WHAT IS NEEDED: Copy out each line featuring the string "приведены" from the entries beneath.

PROVIDED RECORDS:

———

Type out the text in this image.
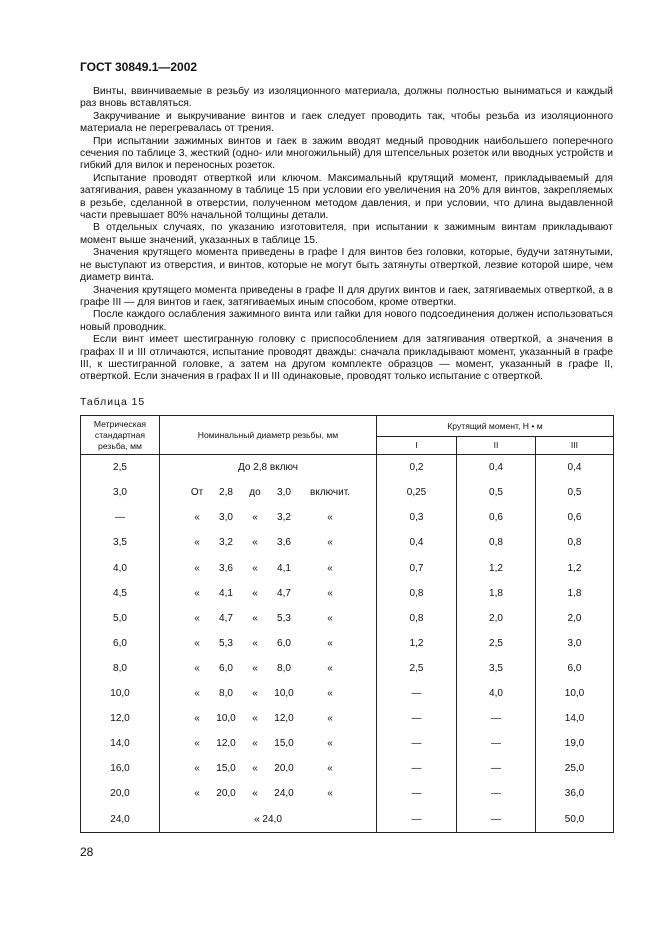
ГОСТ 30849.1—2002

Винты, ввинчиваемые в резьбу из изоляционного материала, должны полностью выниматься и каждый раз вновь вставляться.

Закручивание и выкручивание винтов и гаек следует проводить так, чтобы резьба из изоляционного материала не перегревалась от трения.

При испытании зажимных винтов и гаек в зажим вводят медный проводник наибольшего поперечного сечения по таблице 3, жесткий (одно- или многожильный) для штепсельных розеток или вводных устройств и гибкий для вилок и переносных розеток.

Испытание проводят отверткой или ключом. Максимальный крутящий момент, прикладываемый для затягивания, равен указанному в таблице 15 при условии его увеличения на 20% для винтов, закрепляемых в резьбе, сделанной в отверстии, полученном методом давления, и при условии, что длина выдавленной части превышает 80% начальной толщины детали.

В отдельных случаях, по указанию изготовителя, при испытании к зажимным винтам прикладывают момент выше значений, указанных в таблице 15.

Значения крутящего момента приведены в графе I для винтов без головки, которые, будучи затянутыми, не выступают из отверстия, и винтов, которые не могут быть затянуты отверткой, лезвие которой шире, чем диаметр винта.

Значения крутящего момента приведены в графе II для других винтов и гаек, затягиваемых отверткой, а в графе III — для винтов и гаек, затягиваемых иным способом, кроме отвертки.

После каждого ослабления зажимного винта или гайки для нового подсоединения должен использоваться новый проводник.

Если винт имеет шестигранную головку с приспособлением для затягивания отверткой, а значения в графах II и III отличаются, испытание проводят дважды: сначала прикладывают момент, указанный в графе III, к шестигранной головке, а затем на другом комплекте образцов — момент, указанный в графе II, отверткой. Если значения в графах II и III одинаковые, проводят только испытание с отверткой.

Таблица 15
Метрическая стандартная резьба, мм	Номинальный диаметр резьбы, мм	Крутящий момент, Н • м		
		I	II	III
2,5	До 2,8 включ	0,2	0,4	0,4
3,0	От 2,8 до 3,0 включит.	0,25	0,5	0,5
—	« 3,0 « 3,2 «	0,3	0,6	0,6
3,5	« 3,2 « 3,6 «	0,4	0,8	0,8
4,0	« 3,6 « 4,1 «	0,7	1,2	1,2
4,5	« 4,1 « 4,7 «	0,8	1,8	1,8
5,0	« 4,7 « 5,3 «	0,8	2,0	2,0
6,0	« 5,3 « 6,0 «	1,2	2,5	3,0
8,0	« 6,0 « 8,0 «	2,5	3,5	6,0
10,0	« 8,0 « 10,0 «	—	4,0	10,0
12,0	« 10,0 « 12,0 «	—	—	14,0
14,0	« 12,0 « 15,0 «	—	—	19,0
16,0	« 15,0 « 20,0 «	—	—	25,0
20,0	« 20,0 « 24,0 «	—	—	36,0
24,0	« 24,0	—	—	50,0
28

———

OUTPUT OF THE EXERCISE:
Значения крутящего момента приведены в графе I для винтов без головки, которые, будучи затянутыми, не выступают из отверстия, и винтов, которые не могут быть затянуты отверткой, лезвие которой шире, чем диаметр винта.
Значения крутящего момента приведены в графе II для других винтов и гаек, затягиваемых отверткой, а в графе III — для винтов и гаек, затягиваемых иным способом, кроме отвертки.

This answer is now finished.